─── Excerpted data

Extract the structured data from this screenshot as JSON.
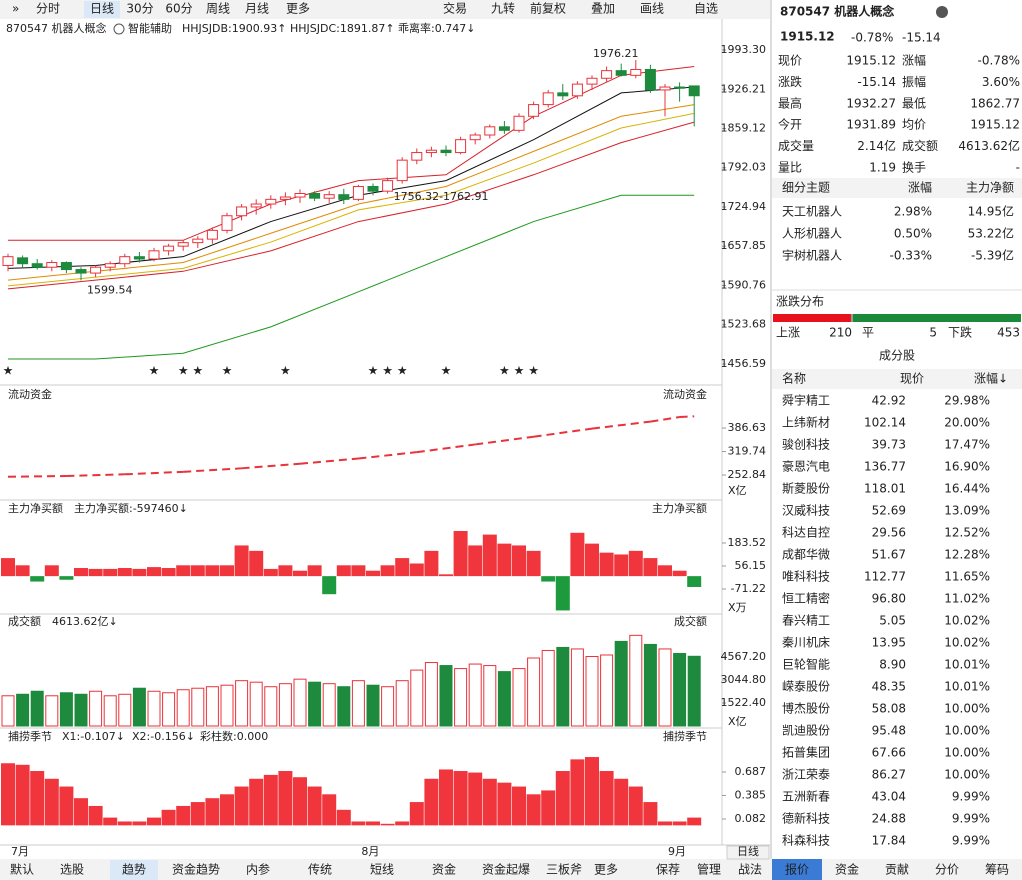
{
  "toolbar": {
    "left": [
      "分时",
      "日线",
      "30分",
      "60分",
      "周线",
      "月线",
      "更多"
    ],
    "active": 1,
    "right": [
      "交易",
      "九转",
      "前复权",
      "叠加",
      "画线",
      "自选"
    ]
  },
  "chart_data": [
    {
      "type": "candlestick",
      "title": "870547 机器人概念",
      "assist": "智能辅助",
      "indicators": [
        {
          "text": "HHJSJDB:1900.93↑",
          "color": "#e08a00"
        },
        {
          "text": "HHJSJDC:1891.87↑",
          "color": "#e8333a"
        },
        {
          "text": "乖离率:0.747↓",
          "color": "#e08a00"
        }
      ],
      "categories": [
        "7月",
        null,
        null,
        null,
        null,
        null,
        null,
        null,
        null,
        null,
        null,
        null,
        null,
        null,
        null,
        null,
        null,
        null,
        null,
        null,
        null,
        null,
        null,
        null,
        "8月",
        null,
        null,
        null,
        null,
        null,
        null,
        null,
        null,
        null,
        null,
        null,
        null,
        null,
        null,
        null,
        null,
        null,
        null,
        null,
        null,
        "9月",
        null,
        null
      ],
      "ohlc": [
        [
          1625,
          1645,
          1615,
          1640
        ],
        [
          1638,
          1642,
          1622,
          1628
        ],
        [
          1628,
          1636,
          1618,
          1622
        ],
        [
          1622,
          1634,
          1615,
          1630
        ],
        [
          1630,
          1632,
          1612,
          1618
        ],
        [
          1618,
          1622,
          1599.54,
          1612
        ],
        [
          1612,
          1625,
          1605,
          1622
        ],
        [
          1622,
          1632,
          1615,
          1628
        ],
        [
          1628,
          1645,
          1622,
          1640
        ],
        [
          1640,
          1648,
          1630,
          1636
        ],
        [
          1636,
          1655,
          1632,
          1650
        ],
        [
          1650,
          1662,
          1642,
          1658
        ],
        [
          1658,
          1668,
          1650,
          1664
        ],
        [
          1664,
          1675,
          1655,
          1670
        ],
        [
          1670,
          1690,
          1662,
          1685
        ],
        [
          1685,
          1715,
          1680,
          1710
        ],
        [
          1710,
          1730,
          1702,
          1725
        ],
        [
          1725,
          1738,
          1712,
          1730
        ],
        [
          1730,
          1745,
          1722,
          1738
        ],
        [
          1738,
          1750,
          1728,
          1742
        ],
        [
          1742,
          1755,
          1732,
          1748
        ],
        [
          1748,
          1752,
          1735,
          1740
        ],
        [
          1740,
          1752,
          1732,
          1746
        ],
        [
          1746,
          1756,
          1730,
          1738
        ],
        [
          1738,
          1762.91,
          1735,
          1760
        ],
        [
          1760,
          1765,
          1745,
          1752
        ],
        [
          1752,
          1775,
          1748,
          1770
        ],
        [
          1770,
          1810,
          1765,
          1805
        ],
        [
          1805,
          1825,
          1798,
          1818
        ],
        [
          1818,
          1828,
          1810,
          1822
        ],
        [
          1822,
          1830,
          1812,
          1818
        ],
        [
          1818,
          1845,
          1815,
          1840
        ],
        [
          1840,
          1852,
          1832,
          1848
        ],
        [
          1848,
          1866,
          1842,
          1862
        ],
        [
          1862,
          1872,
          1850,
          1856
        ],
        [
          1856,
          1885,
          1852,
          1880
        ],
        [
          1880,
          1905,
          1875,
          1900
        ],
        [
          1900,
          1925,
          1895,
          1920
        ],
        [
          1920,
          1935,
          1908,
          1915
        ],
        [
          1915,
          1940,
          1910,
          1935
        ],
        [
          1935,
          1950,
          1925,
          1945
        ],
        [
          1945,
          1965,
          1938,
          1958
        ],
        [
          1958,
          1970,
          1948,
          1950
        ],
        [
          1950,
          1976.21,
          1945,
          1960
        ],
        [
          1960,
          1968,
          1920,
          1925
        ],
        [
          1925,
          1935,
          1880,
          1930
        ],
        [
          1930,
          1938,
          1905,
          1928
        ],
        [
          1931.89,
          1932.27,
          1862.77,
          1915.12
        ]
      ],
      "colors": {
        "up": "#e8333a",
        "down": "#1d8a3d"
      },
      "lines": [
        {
          "color": "#d8202a",
          "x": [
            0,
            6,
            12,
            18,
            24,
            30,
            36,
            42,
            47
          ],
          "values": [
            1668,
            1668,
            1668,
            1730,
            1770,
            1780,
            1880,
            1950,
            1965
          ]
        },
        {
          "color": "#111111",
          "x": [
            0,
            6,
            12,
            18,
            24,
            30,
            36,
            42,
            47
          ],
          "values": [
            1620,
            1625,
            1640,
            1700,
            1745,
            1770,
            1840,
            1920,
            1930
          ]
        },
        {
          "color": "#e08a00",
          "x": [
            0,
            6,
            12,
            18,
            24,
            30,
            36,
            42,
            47
          ],
          "values": [
            1600,
            1615,
            1630,
            1680,
            1730,
            1760,
            1820,
            1880,
            1900
          ]
        },
        {
          "color": "#d9b300",
          "x": [
            0,
            6,
            12,
            18,
            24,
            30,
            36,
            42,
            47
          ],
          "values": [
            1590,
            1605,
            1620,
            1665,
            1720,
            1745,
            1800,
            1860,
            1885
          ]
        },
        {
          "color": "#d8202a",
          "x": [
            0,
            6,
            12,
            18,
            24,
            30,
            36,
            42,
            47
          ],
          "values": [
            1585,
            1600,
            1615,
            1650,
            1700,
            1730,
            1780,
            1835,
            1870
          ]
        },
        {
          "color": "#1a9a1a",
          "x": [
            0,
            6,
            12,
            18,
            24,
            30,
            36,
            42,
            47
          ],
          "values": [
            1465,
            1465,
            1475,
            1520,
            1580,
            1640,
            1700,
            1745,
            1745
          ]
        }
      ],
      "annotations": [
        {
          "text": "1976.21",
          "x": 43,
          "value": 1976.21
        },
        {
          "text": "1599.54",
          "x": 5,
          "value": 1599.54
        },
        {
          "text": "1756.32-1762.91",
          "x": 26,
          "value": 1742
        }
      ],
      "signals": [
        0,
        10,
        12,
        13,
        15,
        19,
        25,
        26,
        27,
        30,
        34,
        35,
        36
      ],
      "signal_color": "#f0a800",
      "ylim": [
        1429.2,
        2010.4
      ],
      "yticks": [
        {
          "value": 1993.3,
          "label": "1993.30"
        },
        1926.21,
        1859.12,
        1792.03,
        1724.94,
        1657.85,
        1590.76,
        1523.68,
        1456.59
      ]
    },
    {
      "type": "line",
      "title": "流动资金",
      "unit": "X亿",
      "color": "#e8333a",
      "x": [
        0,
        4,
        8,
        12,
        16,
        20,
        24,
        28,
        32,
        36,
        40,
        44,
        46,
        47
      ],
      "values": [
        248,
        250,
        255,
        262,
        272,
        285,
        300,
        318,
        340,
        362,
        385,
        405,
        418,
        420
      ],
      "ylim": [
        196,
        458
      ],
      "yticks": [
        386.63,
        319.74,
        252.84
      ]
    },
    {
      "type": "bar",
      "title": "主力净买额",
      "legend": "主力净买额:-597460↓",
      "unit": "X万",
      "colors": {
        "pos": "#f0363c",
        "neg": "#1d9a3d"
      },
      "values": [
        100,
        60,
        -30,
        60,
        -20,
        45,
        40,
        40,
        45,
        40,
        50,
        45,
        60,
        60,
        60,
        60,
        170,
        140,
        40,
        60,
        30,
        60,
        -100,
        60,
        60,
        30,
        60,
        100,
        70,
        140,
        10,
        250,
        170,
        230,
        180,
        170,
        140,
        -30,
        -190,
        240,
        180,
        130,
        120,
        140,
        100,
        60,
        30,
        -60
      ],
      "ylim": [
        -198.6,
        327.5
      ],
      "yticks": [
        183.52,
        56.15,
        -71.22
      ]
    },
    {
      "type": "volume",
      "title": "成交额",
      "legend": "4613.62亿↓",
      "unit": "X亿",
      "values": [
        2000,
        2100,
        2300,
        2000,
        2200,
        2100,
        2300,
        2000,
        2100,
        2500,
        2300,
        2200,
        2400,
        2500,
        2600,
        2700,
        3000,
        2900,
        2600,
        2800,
        3100,
        2900,
        2800,
        2600,
        3000,
        2700,
        2600,
        3000,
        3700,
        4200,
        4000,
        3800,
        4100,
        4000,
        3600,
        3800,
        4500,
        5000,
        5200,
        5100,
        4600,
        4700,
        5600,
        6000,
        5400,
        5100,
        4800,
        4613.62
      ],
      "ylim": [
        0,
        6354
      ],
      "yticks": [
        {
          "value": 4567.2,
          "label": "4567.20"
        },
        {
          "value": 3044.8,
          "label": "3044.80"
        },
        {
          "value": 1522.4,
          "label": "1522.40"
        }
      ]
    },
    {
      "type": "bar",
      "title": "捕捞季节",
      "legend": [
        {
          "text": "X1:-0.107↓",
          "color": "#e08a00"
        },
        {
          "text": "X2:-0.156↓",
          "color": "#cc00cc"
        },
        {
          "text": "彩柱数:0.000",
          "color": "#2a8a2a"
        }
      ],
      "colors": {
        "pos": "#f0363c",
        "neg": "#1d9a3d"
      },
      "values": [
        0.8,
        0.78,
        0.7,
        0.6,
        0.5,
        0.35,
        0.25,
        0.1,
        0.05,
        0.05,
        0.1,
        0.2,
        0.25,
        0.3,
        0.35,
        0.4,
        0.5,
        0.6,
        0.65,
        0.7,
        0.62,
        0.5,
        0.4,
        0.2,
        0.05,
        0.05,
        0.02,
        0.05,
        0.3,
        0.6,
        0.72,
        0.7,
        0.68,
        0.6,
        0.55,
        0.5,
        0.4,
        0.45,
        0.7,
        0.85,
        0.88,
        0.7,
        0.6,
        0.5,
        0.3,
        0.05,
        0.05,
        0.1
      ],
      "ylim": [
        -0.253,
        1.035
      ],
      "yticks": [
        0.687,
        0.385,
        0.082
      ]
    }
  ],
  "period_button": "日线",
  "quote": {
    "title": "870547 机器人概念",
    "price": "1915.12",
    "pct": "-0.78%",
    "chg": "-15.14",
    "rows": [
      [
        {
          "label": "现价",
          "value": "1915.12",
          "tone": "down"
        },
        {
          "label": "涨幅",
          "value": "-0.78%",
          "tone": "down"
        }
      ],
      [
        {
          "label": "涨跌",
          "value": "-15.14",
          "tone": "down"
        },
        {
          "label": "振幅",
          "value": "3.60%",
          "tone": "flat"
        }
      ],
      [
        {
          "label": "最高",
          "value": "1932.27",
          "tone": "down"
        },
        {
          "label": "最低",
          "value": "1862.77",
          "tone": "down"
        }
      ],
      [
        {
          "label": "今开",
          "value": "1931.89",
          "tone": "down"
        },
        {
          "label": "均价",
          "value": "1915.12",
          "tone": "down"
        }
      ],
      [
        {
          "label": "成交量",
          "value": "2.14亿",
          "tone": "flat"
        },
        {
          "label": "成交额",
          "value": "4613.62亿",
          "tone": "flat"
        }
      ],
      [
        {
          "label": "量比",
          "value": "1.19",
          "tone": "flat"
        },
        {
          "label": "换手",
          "value": "-",
          "tone": "flat"
        }
      ]
    ]
  },
  "themes": {
    "header": [
      "细分主题",
      "涨幅",
      "主力净额"
    ],
    "rows": [
      {
        "name": "天工机器人",
        "pct": "2.98%",
        "net": "14.95亿",
        "tone": "up",
        "net_tone": "up"
      },
      {
        "name": "人形机器人",
        "pct": "0.50%",
        "net": "53.22亿",
        "tone": "up",
        "net_tone": "up"
      },
      {
        "name": "宇树机器人",
        "pct": "-0.33%",
        "net": "-5.39亿",
        "tone": "down",
        "net_tone": "down"
      }
    ]
  },
  "distribution": {
    "title": "涨跌分布",
    "up_label": "上涨",
    "up": 210,
    "flat_label": "平",
    "flat": 5,
    "down_label": "下跌",
    "down": 453
  },
  "constituents": {
    "title": "成分股",
    "header": [
      "名称",
      "现价",
      "涨幅↓"
    ],
    "rows": [
      {
        "name": "舜宇精工",
        "price": "42.92",
        "pct": "29.98%",
        "color": "#222"
      },
      {
        "name": "上纬新材",
        "price": "102.14",
        "pct": "20.00%",
        "color": "#2a6fd6"
      },
      {
        "name": "骏创科技",
        "price": "39.73",
        "pct": "17.47%",
        "color": "#222"
      },
      {
        "name": "豪恩汽电",
        "price": "136.77",
        "pct": "16.90%",
        "color": "#222"
      },
      {
        "name": "斯菱股份",
        "price": "118.01",
        "pct": "16.44%",
        "color": "#222"
      },
      {
        "name": "汉威科技",
        "price": "52.69",
        "pct": "13.09%",
        "color": "#222"
      },
      {
        "name": "科达自控",
        "price": "29.56",
        "pct": "12.52%",
        "color": "#222"
      },
      {
        "name": "成都华微",
        "price": "51.67",
        "pct": "12.28%",
        "color": "#222"
      },
      {
        "name": "唯科科技",
        "price": "112.77",
        "pct": "11.65%",
        "color": "#222"
      },
      {
        "name": "恒工精密",
        "price": "96.80",
        "pct": "11.02%",
        "color": "#222"
      },
      {
        "name": "春兴精工",
        "price": "5.05",
        "pct": "10.02%",
        "color": "#c0208a"
      },
      {
        "name": "秦川机床",
        "price": "13.95",
        "pct": "10.02%",
        "color": "#c0208a"
      },
      {
        "name": "巨轮智能",
        "price": "8.90",
        "pct": "10.01%",
        "color": "#2a6fd6"
      },
      {
        "name": "嵘泰股份",
        "price": "48.35",
        "pct": "10.01%",
        "color": "#2a6fd6"
      },
      {
        "name": "博杰股份",
        "price": "58.08",
        "pct": "10.00%",
        "color": "#222"
      },
      {
        "name": "凯迪股份",
        "price": "95.48",
        "pct": "10.00%",
        "color": "#2a6fd6"
      },
      {
        "name": "拓普集团",
        "price": "67.66",
        "pct": "10.00%",
        "color": "#222"
      },
      {
        "name": "浙江荣泰",
        "price": "86.27",
        "pct": "10.00%",
        "color": "#222"
      },
      {
        "name": "五洲新春",
        "price": "43.04",
        "pct": "9.99%",
        "color": "#222"
      },
      {
        "name": "德新科技",
        "price": "24.88",
        "pct": "9.99%",
        "color": "#c0208a"
      },
      {
        "name": "科森科技",
        "price": "17.84",
        "pct": "9.99%",
        "color": "#2a6fd6"
      }
    ]
  },
  "bottom_tabs": {
    "items": [
      "默认",
      "选股",
      "趋势",
      "资金趋势",
      "内参",
      "传统",
      "短线",
      "资金",
      "资金起爆",
      "三板斧",
      "更多",
      "保荐",
      "管理",
      "战法"
    ],
    "active": 2,
    "highlight": [
      11,
      12,
      13
    ]
  },
  "right_tabs": {
    "items": [
      "报价",
      "资金",
      "贡献",
      "分价",
      "筹码"
    ],
    "active": 0
  }
}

──────

Your task:
Each line of the material above either contains the word "text" or does not; state how many do, and nothing else.

Correct response:
9